**TASK PROMPT**
Pull every line containing the word "structured" from the records.

**DATA EXCERPTS**

— Start —

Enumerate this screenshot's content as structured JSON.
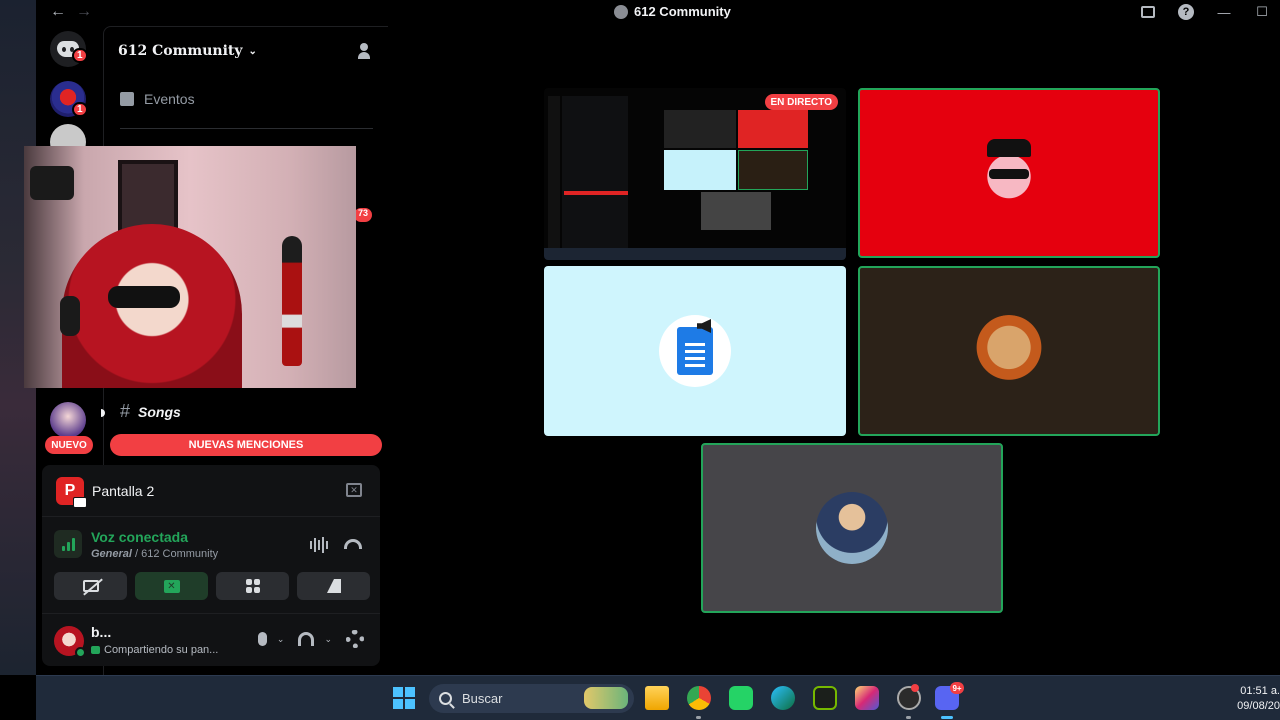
{
  "window": {
    "title": "612 Community",
    "back_arrow": "←",
    "forward_arrow": "→",
    "help_label": "?",
    "minimize_label": "—",
    "maximize_label": "☐"
  },
  "servers": {
    "badge_discord": "1",
    "badge_red": "1",
    "nuevo_label": "NUEVO"
  },
  "sidebar": {
    "guild_name": "612 Community",
    "guild_chevron": "⌄",
    "events_label": "Eventos",
    "mention_badge": "73",
    "channel_hash": "#",
    "channel_name": "Songs",
    "new_mentions_label": "NUEVAS MENCIONES"
  },
  "stream": {
    "badge_letter": "P",
    "title": "Pantalla 2"
  },
  "voice": {
    "status": "Voz conectada",
    "channel": "General",
    "server": " / 612 Community"
  },
  "user": {
    "name": "b...",
    "status": "Compartiendo su pan...",
    "caret": "⌄"
  },
  "stage": {
    "live_badge": "EN DIRECTO"
  },
  "taskbar": {
    "search_placeholder": "Buscar",
    "discord_badge": "9+",
    "time": "01:51 a.",
    "date": "09/08/20"
  }
}
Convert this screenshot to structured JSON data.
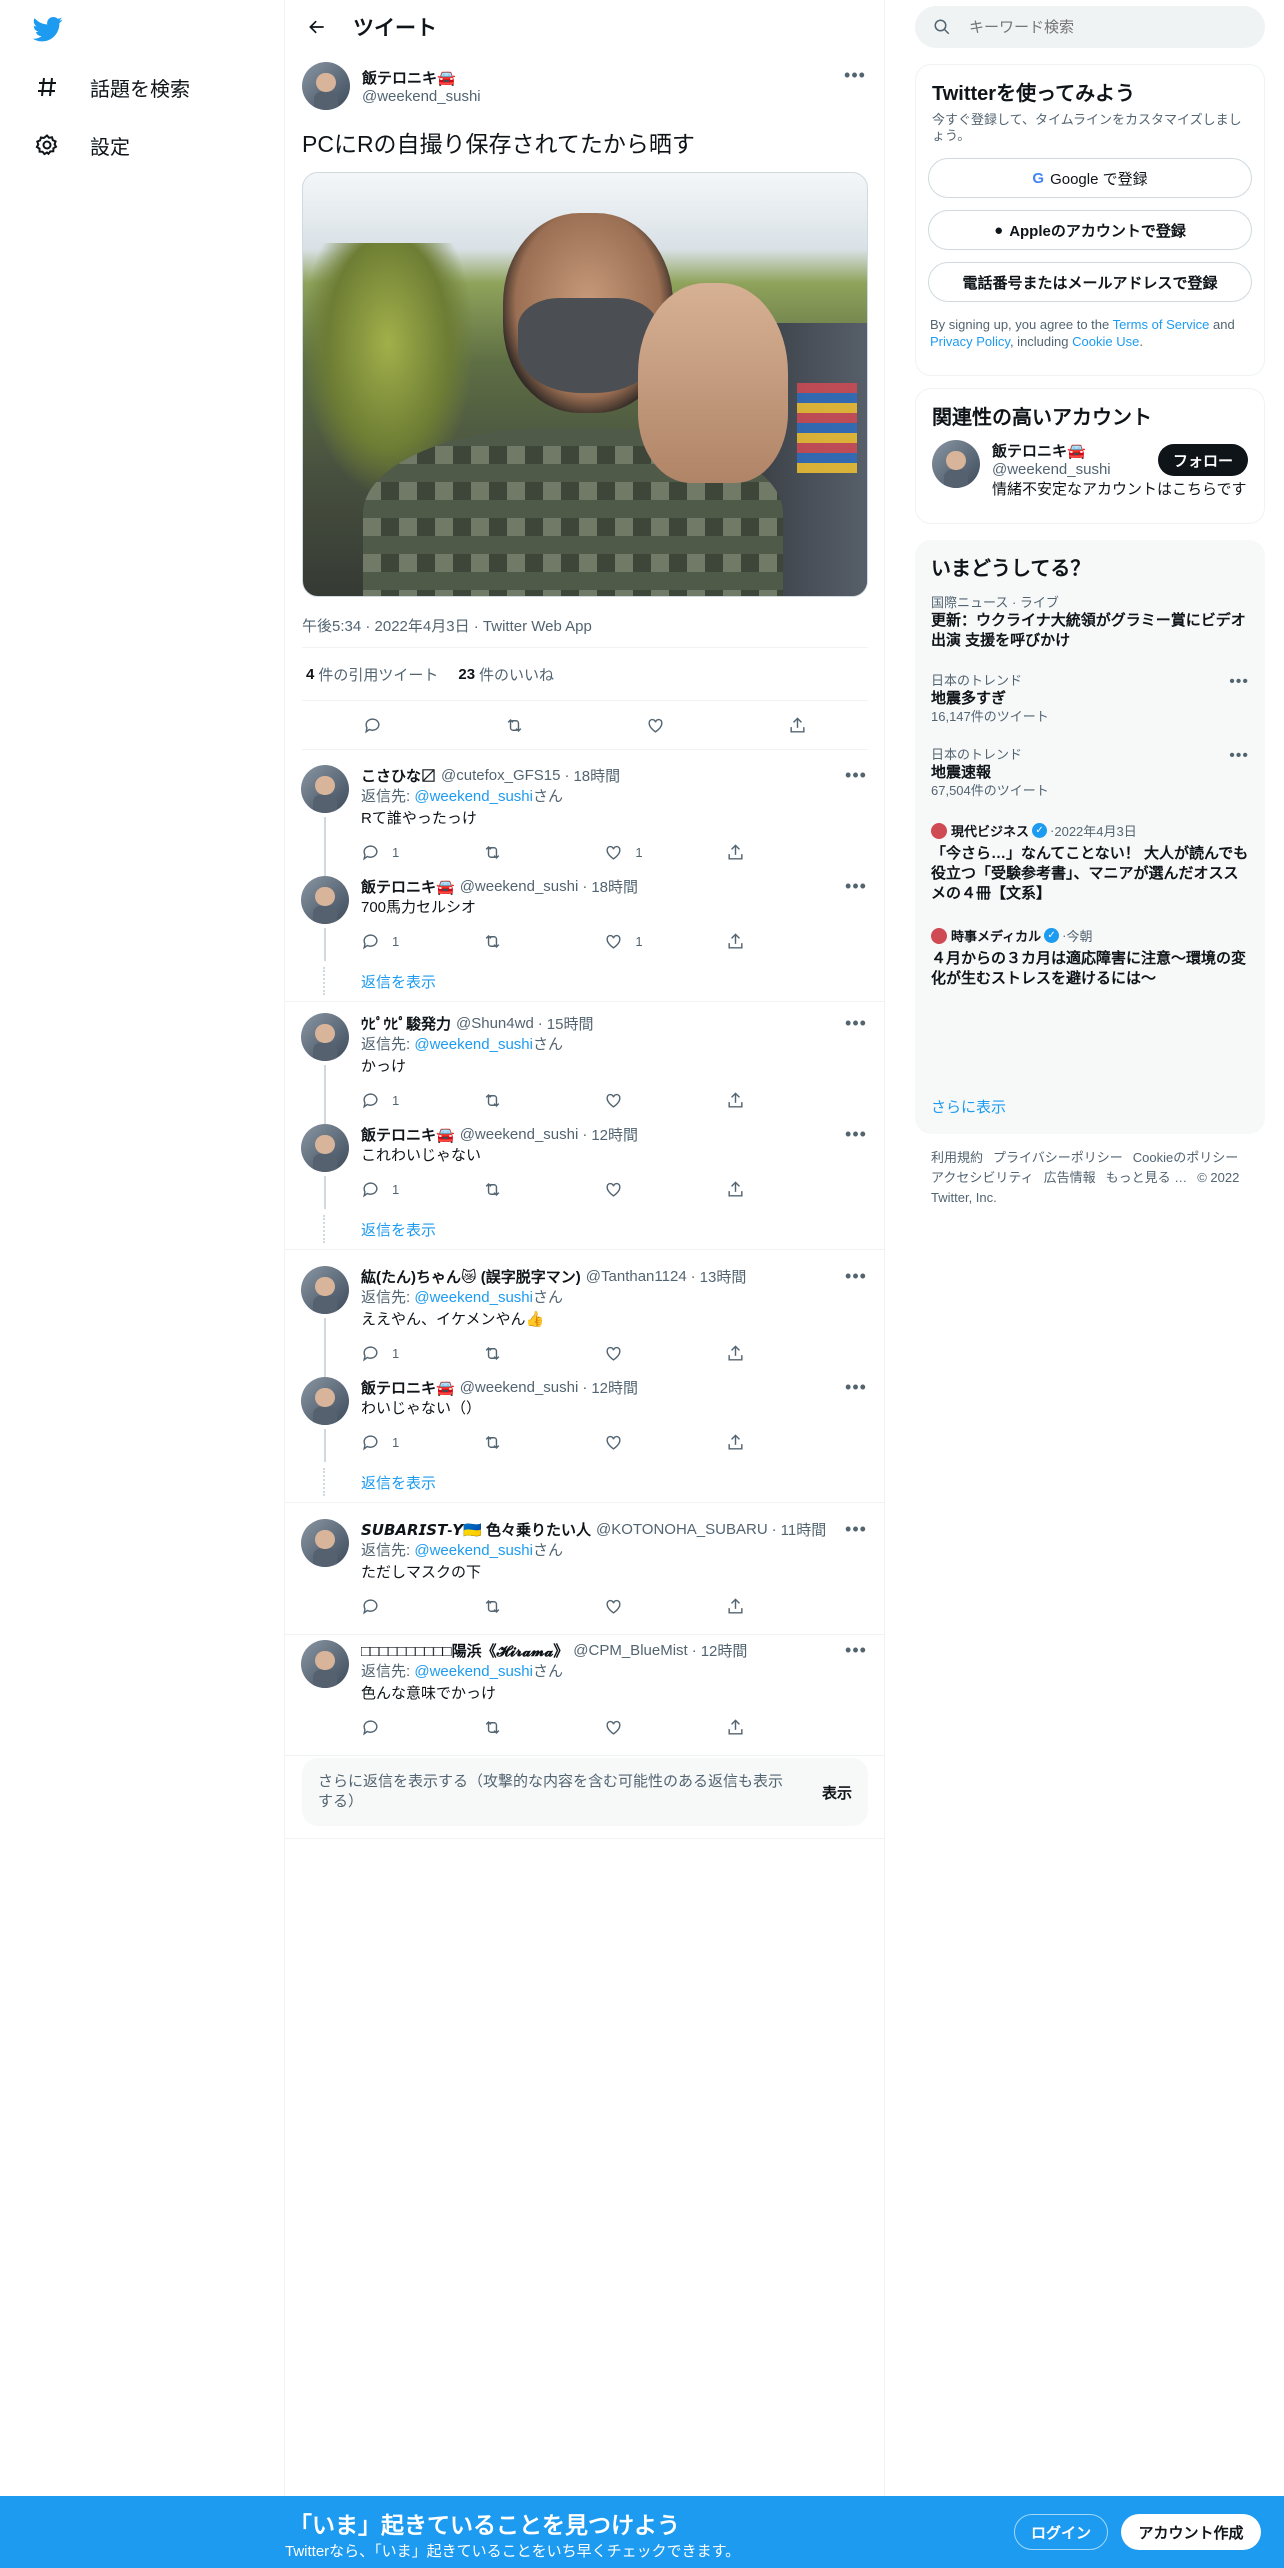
{
  "nav": {
    "explore_label": "話題を検索",
    "settings_label": "設定"
  },
  "header": {
    "title": "ツイート"
  },
  "main_tweet": {
    "name": "飯テロニキ🚘",
    "handle": "@weekend_sushi",
    "text": "PCにRの自撮り保存されてたから晒す",
    "meta": "午後5:34 · 2022年4月3日 · Twitter Web App",
    "quote_count": "4",
    "quote_label": "件の引用ツイート",
    "like_count": "23",
    "like_label": "件のいいね"
  },
  "reply_to_label": "返信先:",
  "san_suffix": "さん",
  "show_replies_label": "返信を表示",
  "threads": [
    {
      "replies": [
        {
          "name": "こさひな〼",
          "handle": "@cutefox_GFS15",
          "time": "18時間",
          "reply_to": "@weekend_sushi",
          "text": "Rて誰やったっけ",
          "reply_count": "1",
          "retweet_count": "",
          "like_count": "1"
        },
        {
          "name": "飯テロニキ🚘",
          "handle": "@weekend_sushi",
          "time": "18時間",
          "reply_to": "",
          "text": "700馬力セルシオ",
          "reply_count": "1",
          "retweet_count": "",
          "like_count": "1"
        }
      ]
    },
    {
      "replies": [
        {
          "name": "ｳﾋﾟｳﾋﾟ駿発力",
          "handle": "@Shun4wd",
          "time": "15時間",
          "reply_to": "@weekend_sushi",
          "text": "かっけ",
          "reply_count": "1",
          "retweet_count": "",
          "like_count": ""
        },
        {
          "name": "飯テロニキ🚘",
          "handle": "@weekend_sushi",
          "time": "12時間",
          "reply_to": "",
          "text": "これわいじゃない",
          "reply_count": "1",
          "retweet_count": "",
          "like_count": ""
        }
      ]
    },
    {
      "replies": [
        {
          "name": "紘(たん)ちゃん😿 (誤字脱字マン)",
          "handle": "@Tanthan1124",
          "time": "13時間",
          "reply_to": "@weekend_sushi",
          "text": "ええやん、イケメンやん👍",
          "reply_count": "1",
          "retweet_count": "",
          "like_count": ""
        },
        {
          "name": "飯テロニキ🚘",
          "handle": "@weekend_sushi",
          "time": "12時間",
          "reply_to": "",
          "text": "わいじゃない（）",
          "reply_count": "1",
          "retweet_count": "",
          "like_count": ""
        }
      ]
    },
    {
      "replies": [
        {
          "name": "𝙎𝙐𝘽𝘼𝙍𝙄𝙎𝙏-𝙔🇺🇦 色々乗りたい人",
          "handle": "@KOTONOHA_SUBARU",
          "time": "11時間",
          "reply_to": "@weekend_sushi",
          "text": "ただしマスクの下",
          "reply_count": "",
          "retweet_count": "",
          "like_count": ""
        }
      ]
    },
    {
      "replies": [
        {
          "name": "□□□□□□□□□□陽浜《𝓗𝓲𝓻𝓪𝓶𝓪》",
          "handle": "@CPM_BlueMist",
          "time": "12時間",
          "reply_to": "@weekend_sushi",
          "text": "色んな意味でかっけ",
          "reply_count": "",
          "retweet_count": "",
          "like_count": ""
        }
      ]
    }
  ],
  "more_replies": {
    "text": "さらに返信を表示する（攻撃的な内容を含む可能性のある返信も表示する）",
    "button": "表示"
  },
  "search": {
    "placeholder": "キーワード検索"
  },
  "signup": {
    "title": "Twitterを使ってみよう",
    "note": "今すぐ登録して、タイムラインをカスタマイズしましょう。",
    "google": "Google で登録",
    "apple": "Appleのアカウントで登録",
    "phone": "電話番号またはメールアドレスで登録",
    "terms_pre": "By signing up, you agree to the ",
    "terms_link": "Terms of Service",
    "terms_and": " and ",
    "privacy_link": "Privacy Policy",
    "terms_inc": ", including ",
    "cookie_link": "Cookie Use",
    "terms_end": "."
  },
  "related": {
    "title": "関連性の高いアカウント",
    "name": "飯テロニキ🚘",
    "handle": "@weekend_sushi",
    "bio": "情緒不安定なアカウントはこちらです",
    "follow": "フォロー"
  },
  "trends": {
    "title": "いまどうしてる？",
    "items": [
      {
        "context": "国際ニュース · ライブ",
        "title": "更新：ウクライナ大統領がグラミー賞にビデオ出演 支援を呼びかけ",
        "count": ""
      },
      {
        "context": "日本のトレンド",
        "title": "地震多すぎ",
        "count": "16,147件のツイート"
      },
      {
        "context": "日本のトレンド",
        "title": "地震速報",
        "count": "67,504件のツイート"
      }
    ],
    "news": [
      {
        "source": "現代ビジネス",
        "time": "2022年4月3日",
        "title": "「今さら…」なんてことない！ 大人が読んでも役立つ「受験参考書」、マニアが選んだオススメの４冊【文系】"
      },
      {
        "source": "時事メディカル",
        "time": "今朝",
        "title": "４月からの３カ月は適応障害に注意～環境の変化が生むストレスを避けるには～"
      }
    ],
    "show_more": "さらに表示"
  },
  "footer": {
    "links": [
      "利用規約",
      "プライバシーポリシー",
      "Cookieのポリシー",
      "アクセシビリティ",
      "広告情報",
      "もっと見る …",
      "© 2022 Twitter, Inc."
    ]
  },
  "bottom_bar": {
    "headline": "「いま」起きていることを見つけよう",
    "sub": "Twitterなら、「いま」起きていることをいち早くチェックできます。",
    "login": "ログイン",
    "signup": "アカウント作成"
  },
  "colors": {
    "accent": "#1d9bf0",
    "text": "#0f1419",
    "muted": "#536471",
    "border": "#eff3f4"
  }
}
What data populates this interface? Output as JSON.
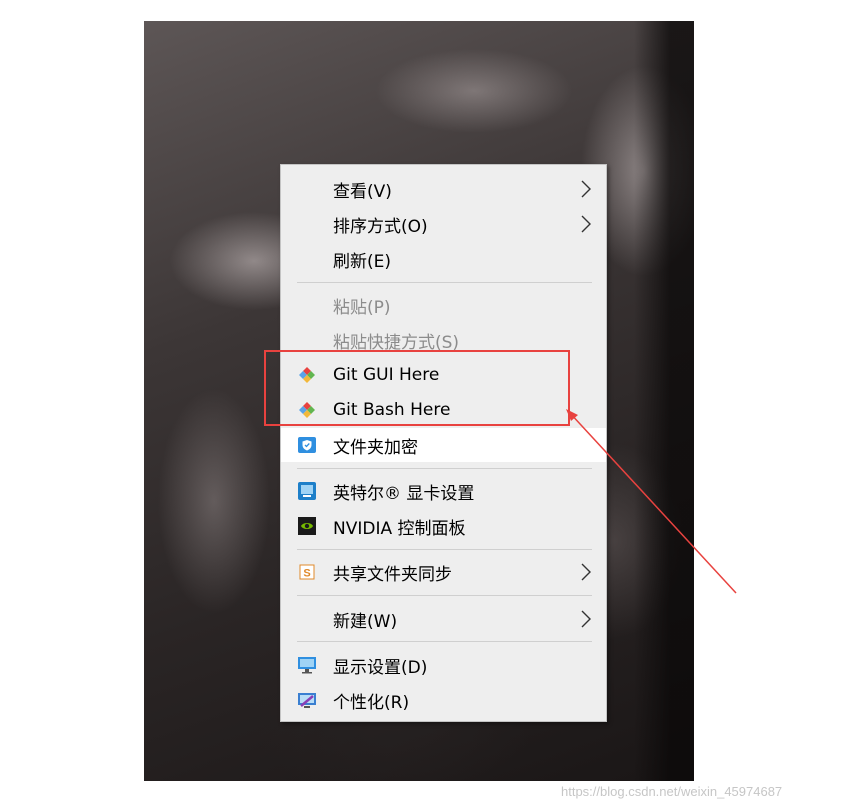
{
  "context_menu": {
    "items": [
      {
        "label": "查看(V)"
      },
      {
        "label": "排序方式(O)"
      },
      {
        "label": "刷新(E)"
      },
      {
        "label": "粘贴(P)"
      },
      {
        "label": "粘贴快捷方式(S)"
      },
      {
        "label": "Git GUI Here"
      },
      {
        "label": "Git Bash Here"
      },
      {
        "label": "文件夹加密"
      },
      {
        "label": "英特尔® 显卡设置"
      },
      {
        "label": "NVIDIA 控制面板"
      },
      {
        "label": "共享文件夹同步"
      },
      {
        "label": "新建(W)"
      },
      {
        "label": "显示设置(D)"
      },
      {
        "label": "个性化(R)"
      }
    ]
  },
  "annotation": {
    "color": "#e8423f"
  },
  "watermark": "https://blog.csdn.net/weixin_45974687"
}
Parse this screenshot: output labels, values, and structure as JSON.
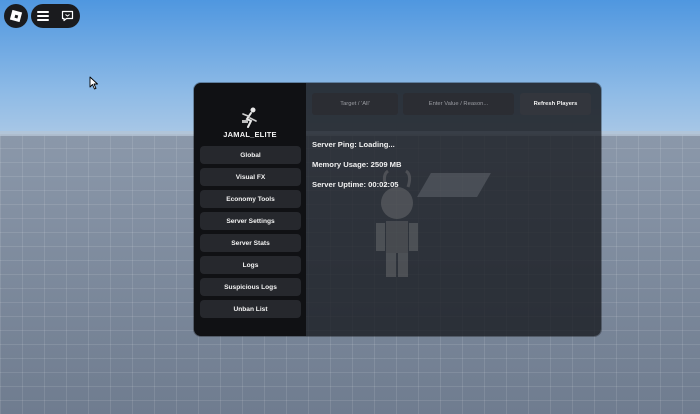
{
  "panel": {
    "username": "JAMAL_ELITE",
    "nav_items": [
      {
        "label": "Global"
      },
      {
        "label": "Visual FX"
      },
      {
        "label": "Economy Tools"
      },
      {
        "label": "Server Settings"
      },
      {
        "label": "Server Stats"
      },
      {
        "label": "Logs"
      },
      {
        "label": "Suspicious Logs"
      },
      {
        "label": "Unban List"
      }
    ],
    "toolbar": {
      "target_placeholder": "Target / 'All'",
      "value_placeholder": "Enter Value / Reason...",
      "refresh_label": "Refresh Players"
    },
    "stats": {
      "ping": "Server Ping: Loading...",
      "memory": "Memory Usage: 2509 MB",
      "uptime": "Server Uptime: 00:02:05"
    }
  },
  "icons": {
    "logo": "roblox-logo-icon",
    "menu": "hamburger-menu-icon",
    "chat": "chat-icon",
    "avatar": "user-avatar-icon",
    "cursor": "mouse-cursor-icon"
  },
  "colors": {
    "panel_bg": "#16181d",
    "sidebar_bg": "#101114",
    "button_bg": "#26282d",
    "text": "#f2f2f2"
  }
}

— End —

**WORKED SOLUTION**
Enumerate this screenshot's content as structured JSON.
Convert this screenshot to structured JSON data.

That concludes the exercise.